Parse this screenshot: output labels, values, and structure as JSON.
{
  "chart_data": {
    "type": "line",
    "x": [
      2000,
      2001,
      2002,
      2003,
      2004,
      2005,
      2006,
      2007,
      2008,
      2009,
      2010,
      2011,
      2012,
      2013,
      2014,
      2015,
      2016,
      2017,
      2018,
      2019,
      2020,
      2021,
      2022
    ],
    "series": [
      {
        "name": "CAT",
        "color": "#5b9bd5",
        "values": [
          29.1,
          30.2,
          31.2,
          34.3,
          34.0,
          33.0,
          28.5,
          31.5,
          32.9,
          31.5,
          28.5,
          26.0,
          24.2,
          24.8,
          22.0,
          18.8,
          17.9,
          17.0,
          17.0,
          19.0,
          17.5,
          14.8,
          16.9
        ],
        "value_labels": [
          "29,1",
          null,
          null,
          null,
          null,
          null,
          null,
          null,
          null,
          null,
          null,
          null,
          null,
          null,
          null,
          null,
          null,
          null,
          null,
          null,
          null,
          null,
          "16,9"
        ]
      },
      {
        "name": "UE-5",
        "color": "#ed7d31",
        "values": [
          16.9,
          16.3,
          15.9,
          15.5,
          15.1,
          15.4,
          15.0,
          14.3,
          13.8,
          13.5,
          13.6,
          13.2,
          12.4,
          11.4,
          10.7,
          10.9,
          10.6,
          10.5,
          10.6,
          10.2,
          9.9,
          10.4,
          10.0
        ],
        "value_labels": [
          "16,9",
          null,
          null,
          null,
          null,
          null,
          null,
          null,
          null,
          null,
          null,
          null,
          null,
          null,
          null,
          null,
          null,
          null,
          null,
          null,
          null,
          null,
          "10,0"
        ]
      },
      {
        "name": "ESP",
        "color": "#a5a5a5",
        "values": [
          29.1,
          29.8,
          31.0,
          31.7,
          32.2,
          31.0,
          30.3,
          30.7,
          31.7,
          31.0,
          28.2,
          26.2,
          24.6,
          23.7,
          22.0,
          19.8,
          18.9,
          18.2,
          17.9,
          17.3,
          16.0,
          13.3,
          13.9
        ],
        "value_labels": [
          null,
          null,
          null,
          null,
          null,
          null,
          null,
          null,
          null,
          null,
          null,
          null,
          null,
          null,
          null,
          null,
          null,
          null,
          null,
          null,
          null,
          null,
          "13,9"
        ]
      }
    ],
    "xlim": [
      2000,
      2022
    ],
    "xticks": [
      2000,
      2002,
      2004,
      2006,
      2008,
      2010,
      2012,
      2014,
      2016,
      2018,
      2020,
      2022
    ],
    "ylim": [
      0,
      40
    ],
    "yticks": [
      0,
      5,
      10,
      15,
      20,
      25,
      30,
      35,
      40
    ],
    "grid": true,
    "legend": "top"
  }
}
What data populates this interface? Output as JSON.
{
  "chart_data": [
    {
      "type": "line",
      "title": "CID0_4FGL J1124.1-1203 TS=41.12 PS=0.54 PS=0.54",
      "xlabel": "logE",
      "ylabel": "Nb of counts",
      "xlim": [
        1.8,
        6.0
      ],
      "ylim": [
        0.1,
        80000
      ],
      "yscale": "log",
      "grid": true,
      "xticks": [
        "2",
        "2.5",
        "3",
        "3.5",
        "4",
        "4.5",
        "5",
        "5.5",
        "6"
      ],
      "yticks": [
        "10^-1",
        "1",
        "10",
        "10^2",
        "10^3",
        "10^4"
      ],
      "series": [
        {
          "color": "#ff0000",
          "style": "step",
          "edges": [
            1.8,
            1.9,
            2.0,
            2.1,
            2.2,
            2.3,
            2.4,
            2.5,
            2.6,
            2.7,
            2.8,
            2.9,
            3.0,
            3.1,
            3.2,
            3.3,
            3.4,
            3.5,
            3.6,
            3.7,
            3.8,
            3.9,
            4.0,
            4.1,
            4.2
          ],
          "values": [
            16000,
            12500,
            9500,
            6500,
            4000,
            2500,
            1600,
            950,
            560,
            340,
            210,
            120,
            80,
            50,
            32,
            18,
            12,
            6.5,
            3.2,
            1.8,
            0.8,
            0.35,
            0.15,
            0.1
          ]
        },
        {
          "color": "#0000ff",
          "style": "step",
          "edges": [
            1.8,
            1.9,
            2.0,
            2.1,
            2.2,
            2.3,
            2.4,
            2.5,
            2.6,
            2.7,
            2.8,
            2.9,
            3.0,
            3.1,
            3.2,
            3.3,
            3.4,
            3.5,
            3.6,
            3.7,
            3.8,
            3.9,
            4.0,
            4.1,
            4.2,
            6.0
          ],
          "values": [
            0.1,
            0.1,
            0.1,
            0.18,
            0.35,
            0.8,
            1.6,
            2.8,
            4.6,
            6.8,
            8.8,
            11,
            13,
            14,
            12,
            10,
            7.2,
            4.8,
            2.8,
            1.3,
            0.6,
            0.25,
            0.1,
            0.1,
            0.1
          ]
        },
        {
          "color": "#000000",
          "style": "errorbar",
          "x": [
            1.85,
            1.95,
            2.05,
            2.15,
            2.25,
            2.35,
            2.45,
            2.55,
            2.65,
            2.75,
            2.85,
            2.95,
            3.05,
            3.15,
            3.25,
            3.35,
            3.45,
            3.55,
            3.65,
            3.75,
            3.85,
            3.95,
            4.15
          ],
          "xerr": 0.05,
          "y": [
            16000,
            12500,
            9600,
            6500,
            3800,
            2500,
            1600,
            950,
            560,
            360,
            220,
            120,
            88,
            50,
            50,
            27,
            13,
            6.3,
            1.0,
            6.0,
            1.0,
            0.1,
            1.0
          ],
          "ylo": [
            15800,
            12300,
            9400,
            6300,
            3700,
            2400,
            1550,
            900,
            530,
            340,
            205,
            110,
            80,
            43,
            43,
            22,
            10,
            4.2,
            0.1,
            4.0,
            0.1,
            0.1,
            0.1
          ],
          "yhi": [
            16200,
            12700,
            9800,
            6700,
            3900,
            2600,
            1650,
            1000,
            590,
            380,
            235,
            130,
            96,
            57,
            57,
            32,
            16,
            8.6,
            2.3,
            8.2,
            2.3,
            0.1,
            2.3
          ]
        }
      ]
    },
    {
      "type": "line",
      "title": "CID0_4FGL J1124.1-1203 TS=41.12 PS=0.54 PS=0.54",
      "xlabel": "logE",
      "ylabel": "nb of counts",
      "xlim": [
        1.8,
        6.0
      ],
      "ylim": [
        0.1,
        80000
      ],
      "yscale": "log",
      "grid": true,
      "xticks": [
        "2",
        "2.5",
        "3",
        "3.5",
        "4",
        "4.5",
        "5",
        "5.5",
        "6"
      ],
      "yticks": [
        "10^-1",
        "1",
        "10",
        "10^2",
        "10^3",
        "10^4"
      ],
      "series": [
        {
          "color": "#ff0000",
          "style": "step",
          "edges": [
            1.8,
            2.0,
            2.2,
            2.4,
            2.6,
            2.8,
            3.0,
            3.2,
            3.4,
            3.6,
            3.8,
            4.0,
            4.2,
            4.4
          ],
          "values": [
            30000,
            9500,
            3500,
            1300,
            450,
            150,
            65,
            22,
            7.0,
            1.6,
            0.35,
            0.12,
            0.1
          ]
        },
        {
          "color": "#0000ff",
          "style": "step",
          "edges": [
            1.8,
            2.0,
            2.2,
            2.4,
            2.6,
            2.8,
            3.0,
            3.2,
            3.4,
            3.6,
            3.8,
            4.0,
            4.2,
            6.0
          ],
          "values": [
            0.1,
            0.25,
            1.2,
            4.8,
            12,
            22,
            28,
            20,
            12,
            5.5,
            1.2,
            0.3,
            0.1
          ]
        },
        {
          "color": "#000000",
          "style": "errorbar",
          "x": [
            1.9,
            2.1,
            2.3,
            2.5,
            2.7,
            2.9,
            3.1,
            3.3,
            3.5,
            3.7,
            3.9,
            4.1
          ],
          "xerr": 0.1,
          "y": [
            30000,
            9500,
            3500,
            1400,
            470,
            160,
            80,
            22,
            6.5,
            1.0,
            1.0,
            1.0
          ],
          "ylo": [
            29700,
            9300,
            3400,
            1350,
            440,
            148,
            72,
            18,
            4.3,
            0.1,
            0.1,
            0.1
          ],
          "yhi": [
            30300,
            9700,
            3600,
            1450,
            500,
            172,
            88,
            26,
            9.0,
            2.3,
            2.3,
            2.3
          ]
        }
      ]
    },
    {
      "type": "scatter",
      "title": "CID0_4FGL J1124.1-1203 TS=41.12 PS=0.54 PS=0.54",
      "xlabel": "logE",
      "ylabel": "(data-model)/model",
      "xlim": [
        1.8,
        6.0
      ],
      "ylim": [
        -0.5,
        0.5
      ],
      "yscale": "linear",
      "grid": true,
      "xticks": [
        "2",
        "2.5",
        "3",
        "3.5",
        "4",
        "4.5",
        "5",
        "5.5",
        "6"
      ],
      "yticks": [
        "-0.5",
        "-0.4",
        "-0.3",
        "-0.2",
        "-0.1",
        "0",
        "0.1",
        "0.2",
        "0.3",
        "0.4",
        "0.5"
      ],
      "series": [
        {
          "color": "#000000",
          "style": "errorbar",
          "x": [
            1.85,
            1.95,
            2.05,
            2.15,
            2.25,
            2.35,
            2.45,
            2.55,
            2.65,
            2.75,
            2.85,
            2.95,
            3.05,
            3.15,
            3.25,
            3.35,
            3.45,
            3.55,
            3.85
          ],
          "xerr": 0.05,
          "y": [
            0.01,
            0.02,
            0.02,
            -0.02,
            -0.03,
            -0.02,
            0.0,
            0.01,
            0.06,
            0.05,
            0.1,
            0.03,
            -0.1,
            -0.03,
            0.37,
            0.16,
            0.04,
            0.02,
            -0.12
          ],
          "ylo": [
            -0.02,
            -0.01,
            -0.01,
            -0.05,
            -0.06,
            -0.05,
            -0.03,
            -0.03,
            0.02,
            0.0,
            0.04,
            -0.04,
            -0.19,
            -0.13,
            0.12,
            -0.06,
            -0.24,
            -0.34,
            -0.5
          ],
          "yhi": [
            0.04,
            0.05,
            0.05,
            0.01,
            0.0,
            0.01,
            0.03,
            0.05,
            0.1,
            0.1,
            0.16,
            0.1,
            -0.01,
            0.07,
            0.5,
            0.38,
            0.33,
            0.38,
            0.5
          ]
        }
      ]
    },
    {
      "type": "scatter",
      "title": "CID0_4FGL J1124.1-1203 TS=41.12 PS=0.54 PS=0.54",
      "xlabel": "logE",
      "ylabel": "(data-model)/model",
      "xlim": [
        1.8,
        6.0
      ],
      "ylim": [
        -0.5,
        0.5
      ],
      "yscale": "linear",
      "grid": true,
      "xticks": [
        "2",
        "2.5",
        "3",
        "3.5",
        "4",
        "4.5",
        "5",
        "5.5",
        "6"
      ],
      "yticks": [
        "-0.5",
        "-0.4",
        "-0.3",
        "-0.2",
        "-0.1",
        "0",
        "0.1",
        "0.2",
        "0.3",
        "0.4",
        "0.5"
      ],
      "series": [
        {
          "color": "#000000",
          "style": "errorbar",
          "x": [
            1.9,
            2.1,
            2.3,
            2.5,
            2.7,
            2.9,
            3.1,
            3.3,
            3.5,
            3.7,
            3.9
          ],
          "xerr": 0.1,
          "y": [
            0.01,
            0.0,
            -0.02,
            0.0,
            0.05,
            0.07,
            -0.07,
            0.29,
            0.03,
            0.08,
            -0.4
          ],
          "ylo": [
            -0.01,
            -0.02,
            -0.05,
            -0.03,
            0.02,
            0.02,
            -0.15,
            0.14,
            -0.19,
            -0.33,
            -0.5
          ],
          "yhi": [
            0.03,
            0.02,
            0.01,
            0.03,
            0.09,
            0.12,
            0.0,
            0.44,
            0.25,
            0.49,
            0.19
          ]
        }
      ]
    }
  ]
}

> **EXERCISE INSTRUCTIONS**:
Search the data above for the string "counts" and return every line that has it.

> **FULL ANSWER**:
      "ylabel": "Nb of counts",
      "ylabel": "nb of counts",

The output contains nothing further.